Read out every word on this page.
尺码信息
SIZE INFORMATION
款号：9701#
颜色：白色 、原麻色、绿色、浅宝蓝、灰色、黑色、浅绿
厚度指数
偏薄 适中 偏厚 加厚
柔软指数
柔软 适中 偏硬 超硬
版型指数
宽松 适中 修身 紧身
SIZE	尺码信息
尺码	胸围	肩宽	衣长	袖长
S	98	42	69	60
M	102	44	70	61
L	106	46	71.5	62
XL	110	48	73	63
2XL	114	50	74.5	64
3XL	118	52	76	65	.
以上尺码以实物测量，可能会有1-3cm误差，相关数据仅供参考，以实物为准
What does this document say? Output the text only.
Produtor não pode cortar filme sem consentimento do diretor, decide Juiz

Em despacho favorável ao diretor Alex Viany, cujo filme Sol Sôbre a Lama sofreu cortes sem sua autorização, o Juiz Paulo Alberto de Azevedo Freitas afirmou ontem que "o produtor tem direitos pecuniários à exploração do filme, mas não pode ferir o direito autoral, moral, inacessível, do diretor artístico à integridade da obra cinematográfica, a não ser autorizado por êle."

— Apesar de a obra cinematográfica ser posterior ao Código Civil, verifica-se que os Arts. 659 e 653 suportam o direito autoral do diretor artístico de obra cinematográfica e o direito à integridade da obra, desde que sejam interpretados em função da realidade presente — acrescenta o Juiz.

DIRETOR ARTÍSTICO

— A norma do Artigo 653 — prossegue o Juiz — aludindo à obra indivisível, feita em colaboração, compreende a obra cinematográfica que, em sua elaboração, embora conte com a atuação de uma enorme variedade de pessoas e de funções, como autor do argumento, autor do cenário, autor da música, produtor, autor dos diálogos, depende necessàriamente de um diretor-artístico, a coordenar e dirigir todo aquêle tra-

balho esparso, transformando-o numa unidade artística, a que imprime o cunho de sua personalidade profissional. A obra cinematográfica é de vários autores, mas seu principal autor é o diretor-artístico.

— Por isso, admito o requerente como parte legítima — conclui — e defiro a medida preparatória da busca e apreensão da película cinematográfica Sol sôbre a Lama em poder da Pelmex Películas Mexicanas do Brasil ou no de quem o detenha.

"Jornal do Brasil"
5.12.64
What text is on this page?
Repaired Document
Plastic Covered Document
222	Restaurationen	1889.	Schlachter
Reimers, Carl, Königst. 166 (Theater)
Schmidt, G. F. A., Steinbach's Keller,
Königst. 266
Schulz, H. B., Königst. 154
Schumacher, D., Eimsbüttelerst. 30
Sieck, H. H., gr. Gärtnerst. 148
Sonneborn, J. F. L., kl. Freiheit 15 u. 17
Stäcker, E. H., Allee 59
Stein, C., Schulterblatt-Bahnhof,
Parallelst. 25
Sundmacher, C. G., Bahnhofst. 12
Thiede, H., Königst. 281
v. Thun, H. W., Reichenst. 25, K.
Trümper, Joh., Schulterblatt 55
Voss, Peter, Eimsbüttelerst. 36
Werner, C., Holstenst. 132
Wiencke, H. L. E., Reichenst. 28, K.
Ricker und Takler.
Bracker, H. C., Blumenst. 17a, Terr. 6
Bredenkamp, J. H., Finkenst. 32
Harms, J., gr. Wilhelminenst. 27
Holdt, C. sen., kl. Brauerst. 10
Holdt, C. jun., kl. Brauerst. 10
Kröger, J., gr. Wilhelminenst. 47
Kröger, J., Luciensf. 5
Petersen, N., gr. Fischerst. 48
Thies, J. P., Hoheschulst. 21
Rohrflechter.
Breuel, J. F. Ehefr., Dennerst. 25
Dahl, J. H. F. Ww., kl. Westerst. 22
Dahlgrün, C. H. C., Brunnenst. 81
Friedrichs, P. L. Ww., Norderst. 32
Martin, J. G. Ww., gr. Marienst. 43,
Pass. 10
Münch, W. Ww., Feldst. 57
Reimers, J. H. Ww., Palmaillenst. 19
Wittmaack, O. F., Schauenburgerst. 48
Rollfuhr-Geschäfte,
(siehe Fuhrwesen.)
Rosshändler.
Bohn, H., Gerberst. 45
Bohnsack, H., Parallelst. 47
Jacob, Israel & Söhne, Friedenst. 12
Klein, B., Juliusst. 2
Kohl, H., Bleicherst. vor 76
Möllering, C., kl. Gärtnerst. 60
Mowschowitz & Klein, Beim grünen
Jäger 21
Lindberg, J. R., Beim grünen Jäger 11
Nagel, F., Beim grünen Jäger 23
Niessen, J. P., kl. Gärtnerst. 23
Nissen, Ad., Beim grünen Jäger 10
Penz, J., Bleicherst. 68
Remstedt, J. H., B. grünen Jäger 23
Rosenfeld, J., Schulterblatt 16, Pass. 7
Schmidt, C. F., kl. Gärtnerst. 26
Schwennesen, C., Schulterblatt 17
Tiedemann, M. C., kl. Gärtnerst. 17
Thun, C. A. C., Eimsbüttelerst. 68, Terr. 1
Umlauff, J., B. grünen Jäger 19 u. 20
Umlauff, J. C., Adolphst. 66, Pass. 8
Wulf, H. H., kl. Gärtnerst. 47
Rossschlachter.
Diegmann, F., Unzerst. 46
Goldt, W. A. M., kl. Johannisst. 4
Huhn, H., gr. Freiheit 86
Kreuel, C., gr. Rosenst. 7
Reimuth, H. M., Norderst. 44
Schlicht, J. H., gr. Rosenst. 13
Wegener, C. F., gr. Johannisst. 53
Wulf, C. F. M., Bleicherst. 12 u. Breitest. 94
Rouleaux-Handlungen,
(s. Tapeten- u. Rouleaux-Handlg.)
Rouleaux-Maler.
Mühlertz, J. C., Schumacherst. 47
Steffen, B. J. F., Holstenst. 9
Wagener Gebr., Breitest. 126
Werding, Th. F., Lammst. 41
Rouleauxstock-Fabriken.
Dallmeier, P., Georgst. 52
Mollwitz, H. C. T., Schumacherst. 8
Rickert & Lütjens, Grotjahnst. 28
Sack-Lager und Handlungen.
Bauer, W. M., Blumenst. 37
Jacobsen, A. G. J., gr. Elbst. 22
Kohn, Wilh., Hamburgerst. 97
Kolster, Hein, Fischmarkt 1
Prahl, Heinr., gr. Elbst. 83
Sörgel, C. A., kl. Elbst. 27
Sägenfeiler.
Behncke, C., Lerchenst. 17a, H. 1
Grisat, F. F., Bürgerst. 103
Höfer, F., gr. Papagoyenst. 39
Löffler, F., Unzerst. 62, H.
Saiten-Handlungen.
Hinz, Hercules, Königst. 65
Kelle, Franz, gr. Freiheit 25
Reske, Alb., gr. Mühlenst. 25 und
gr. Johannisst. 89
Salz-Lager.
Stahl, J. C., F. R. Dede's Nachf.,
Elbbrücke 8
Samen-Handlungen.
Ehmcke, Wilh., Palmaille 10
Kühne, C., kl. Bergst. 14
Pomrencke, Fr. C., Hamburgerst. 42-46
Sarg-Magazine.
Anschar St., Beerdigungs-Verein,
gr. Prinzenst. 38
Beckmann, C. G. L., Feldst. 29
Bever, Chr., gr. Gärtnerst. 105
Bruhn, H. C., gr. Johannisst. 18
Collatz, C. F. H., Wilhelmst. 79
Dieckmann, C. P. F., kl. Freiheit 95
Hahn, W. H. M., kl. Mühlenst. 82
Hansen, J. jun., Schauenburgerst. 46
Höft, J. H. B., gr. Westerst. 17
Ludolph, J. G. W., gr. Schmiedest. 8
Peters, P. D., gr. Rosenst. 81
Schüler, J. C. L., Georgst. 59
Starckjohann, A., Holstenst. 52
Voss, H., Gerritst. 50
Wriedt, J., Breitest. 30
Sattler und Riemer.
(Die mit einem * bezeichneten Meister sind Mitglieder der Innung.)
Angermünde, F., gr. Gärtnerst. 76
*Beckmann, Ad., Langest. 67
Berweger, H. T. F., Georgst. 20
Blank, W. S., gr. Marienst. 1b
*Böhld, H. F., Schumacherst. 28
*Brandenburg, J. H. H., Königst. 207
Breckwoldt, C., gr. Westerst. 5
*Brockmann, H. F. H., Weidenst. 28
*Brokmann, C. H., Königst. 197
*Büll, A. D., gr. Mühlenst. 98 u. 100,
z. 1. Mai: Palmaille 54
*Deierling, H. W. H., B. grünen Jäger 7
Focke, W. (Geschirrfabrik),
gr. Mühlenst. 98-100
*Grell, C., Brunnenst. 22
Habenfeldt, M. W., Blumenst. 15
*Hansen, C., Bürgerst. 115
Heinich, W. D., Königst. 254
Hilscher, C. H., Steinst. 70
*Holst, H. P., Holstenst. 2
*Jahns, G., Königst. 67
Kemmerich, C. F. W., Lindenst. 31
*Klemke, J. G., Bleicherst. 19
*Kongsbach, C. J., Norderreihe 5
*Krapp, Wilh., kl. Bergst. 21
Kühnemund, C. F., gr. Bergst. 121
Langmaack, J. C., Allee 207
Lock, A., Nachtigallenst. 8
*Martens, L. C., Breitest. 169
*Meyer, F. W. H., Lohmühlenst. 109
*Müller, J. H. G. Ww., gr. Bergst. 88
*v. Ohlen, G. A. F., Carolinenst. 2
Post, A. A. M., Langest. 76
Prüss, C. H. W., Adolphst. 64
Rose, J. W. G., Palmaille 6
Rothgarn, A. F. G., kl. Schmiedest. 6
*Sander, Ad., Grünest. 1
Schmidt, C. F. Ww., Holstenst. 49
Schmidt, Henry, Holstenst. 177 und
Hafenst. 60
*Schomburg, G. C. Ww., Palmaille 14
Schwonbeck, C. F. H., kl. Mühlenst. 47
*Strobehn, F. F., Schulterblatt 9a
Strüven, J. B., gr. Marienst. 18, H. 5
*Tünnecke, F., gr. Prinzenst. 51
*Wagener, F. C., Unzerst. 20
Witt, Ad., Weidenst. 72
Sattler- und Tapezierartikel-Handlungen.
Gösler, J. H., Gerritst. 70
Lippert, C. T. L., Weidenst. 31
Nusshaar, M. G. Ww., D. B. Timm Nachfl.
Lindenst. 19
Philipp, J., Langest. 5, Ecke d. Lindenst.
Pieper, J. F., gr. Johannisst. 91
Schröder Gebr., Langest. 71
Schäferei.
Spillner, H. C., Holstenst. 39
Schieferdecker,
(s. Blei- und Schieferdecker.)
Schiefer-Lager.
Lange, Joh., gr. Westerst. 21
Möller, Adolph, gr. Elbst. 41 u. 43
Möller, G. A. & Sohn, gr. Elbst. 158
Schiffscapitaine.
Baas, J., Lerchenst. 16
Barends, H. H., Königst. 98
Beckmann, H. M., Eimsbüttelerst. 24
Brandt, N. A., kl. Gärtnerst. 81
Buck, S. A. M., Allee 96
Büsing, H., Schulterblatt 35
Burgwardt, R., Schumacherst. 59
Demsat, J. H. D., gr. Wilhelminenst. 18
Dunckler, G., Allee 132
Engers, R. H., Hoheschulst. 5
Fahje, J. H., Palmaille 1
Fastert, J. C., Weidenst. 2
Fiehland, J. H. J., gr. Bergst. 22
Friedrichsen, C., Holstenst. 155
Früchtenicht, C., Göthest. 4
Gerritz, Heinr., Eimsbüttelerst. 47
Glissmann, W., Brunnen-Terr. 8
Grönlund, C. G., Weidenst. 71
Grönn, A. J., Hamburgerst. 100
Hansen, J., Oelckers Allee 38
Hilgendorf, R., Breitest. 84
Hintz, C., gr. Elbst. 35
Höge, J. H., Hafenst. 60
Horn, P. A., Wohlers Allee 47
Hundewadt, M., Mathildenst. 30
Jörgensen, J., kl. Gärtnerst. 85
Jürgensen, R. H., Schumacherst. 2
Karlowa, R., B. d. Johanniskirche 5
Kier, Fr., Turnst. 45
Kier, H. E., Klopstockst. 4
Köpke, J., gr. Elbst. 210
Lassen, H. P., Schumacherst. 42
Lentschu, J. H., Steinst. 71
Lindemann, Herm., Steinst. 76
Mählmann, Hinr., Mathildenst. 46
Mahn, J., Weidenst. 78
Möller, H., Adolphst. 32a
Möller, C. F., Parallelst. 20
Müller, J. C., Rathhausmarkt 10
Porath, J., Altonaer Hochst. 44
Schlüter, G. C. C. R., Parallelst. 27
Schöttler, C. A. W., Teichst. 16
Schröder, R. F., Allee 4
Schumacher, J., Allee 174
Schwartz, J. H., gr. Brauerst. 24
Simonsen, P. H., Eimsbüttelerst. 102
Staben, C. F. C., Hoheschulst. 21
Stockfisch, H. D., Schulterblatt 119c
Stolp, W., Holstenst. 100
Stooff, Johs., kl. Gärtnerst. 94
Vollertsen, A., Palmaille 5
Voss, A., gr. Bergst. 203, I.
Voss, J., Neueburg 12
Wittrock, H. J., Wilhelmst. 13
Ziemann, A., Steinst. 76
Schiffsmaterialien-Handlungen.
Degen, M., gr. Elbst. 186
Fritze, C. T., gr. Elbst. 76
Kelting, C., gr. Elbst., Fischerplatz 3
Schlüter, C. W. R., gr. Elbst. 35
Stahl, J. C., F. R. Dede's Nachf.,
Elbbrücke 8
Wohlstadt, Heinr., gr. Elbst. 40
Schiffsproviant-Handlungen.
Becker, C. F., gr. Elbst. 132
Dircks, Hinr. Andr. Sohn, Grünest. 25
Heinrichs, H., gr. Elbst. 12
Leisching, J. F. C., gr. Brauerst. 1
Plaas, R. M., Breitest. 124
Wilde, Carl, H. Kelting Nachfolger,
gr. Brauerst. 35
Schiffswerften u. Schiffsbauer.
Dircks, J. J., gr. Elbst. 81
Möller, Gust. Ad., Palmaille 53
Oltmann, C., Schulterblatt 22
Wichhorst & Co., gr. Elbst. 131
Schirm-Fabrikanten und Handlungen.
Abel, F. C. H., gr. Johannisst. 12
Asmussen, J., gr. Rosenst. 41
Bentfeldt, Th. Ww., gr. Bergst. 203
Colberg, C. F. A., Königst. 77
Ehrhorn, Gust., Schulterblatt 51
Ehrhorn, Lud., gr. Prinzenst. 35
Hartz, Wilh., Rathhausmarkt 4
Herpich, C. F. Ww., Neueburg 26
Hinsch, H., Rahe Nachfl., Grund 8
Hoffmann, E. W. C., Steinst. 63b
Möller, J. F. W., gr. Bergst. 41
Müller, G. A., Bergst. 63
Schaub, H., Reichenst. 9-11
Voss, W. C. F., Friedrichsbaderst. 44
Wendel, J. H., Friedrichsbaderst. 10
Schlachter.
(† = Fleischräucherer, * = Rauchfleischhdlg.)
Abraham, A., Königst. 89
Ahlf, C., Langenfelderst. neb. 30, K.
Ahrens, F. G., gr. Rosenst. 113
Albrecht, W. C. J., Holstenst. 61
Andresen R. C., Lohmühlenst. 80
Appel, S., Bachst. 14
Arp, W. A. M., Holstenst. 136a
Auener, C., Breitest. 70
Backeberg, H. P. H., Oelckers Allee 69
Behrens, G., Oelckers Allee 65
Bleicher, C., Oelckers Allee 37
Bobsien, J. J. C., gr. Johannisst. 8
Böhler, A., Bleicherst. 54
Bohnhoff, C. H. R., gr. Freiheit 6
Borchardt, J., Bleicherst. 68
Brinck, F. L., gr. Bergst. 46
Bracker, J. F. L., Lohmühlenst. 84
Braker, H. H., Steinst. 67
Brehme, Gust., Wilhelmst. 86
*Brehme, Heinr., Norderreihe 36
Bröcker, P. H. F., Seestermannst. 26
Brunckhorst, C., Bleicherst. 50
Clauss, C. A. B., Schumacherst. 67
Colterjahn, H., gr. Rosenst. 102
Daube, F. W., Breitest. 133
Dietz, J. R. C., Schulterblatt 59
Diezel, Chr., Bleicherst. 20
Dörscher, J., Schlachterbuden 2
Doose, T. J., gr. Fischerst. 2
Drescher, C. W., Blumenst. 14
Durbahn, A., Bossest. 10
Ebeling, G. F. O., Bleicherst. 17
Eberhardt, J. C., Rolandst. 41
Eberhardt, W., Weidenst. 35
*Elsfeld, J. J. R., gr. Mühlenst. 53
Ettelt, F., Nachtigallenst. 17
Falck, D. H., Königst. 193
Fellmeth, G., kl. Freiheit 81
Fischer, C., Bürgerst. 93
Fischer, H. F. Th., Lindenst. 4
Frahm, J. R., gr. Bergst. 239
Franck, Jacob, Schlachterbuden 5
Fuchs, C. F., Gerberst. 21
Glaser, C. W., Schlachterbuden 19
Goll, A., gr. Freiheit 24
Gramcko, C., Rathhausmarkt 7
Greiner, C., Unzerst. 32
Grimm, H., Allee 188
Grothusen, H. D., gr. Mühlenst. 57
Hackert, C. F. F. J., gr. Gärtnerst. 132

## [Do this]
Single out each line of the records above with the string "Neueburg" in it, and copy it.

## [Completed exercise]
Voss, J., Neueburg 12
Herpich, C. F. Ww., Neueburg 26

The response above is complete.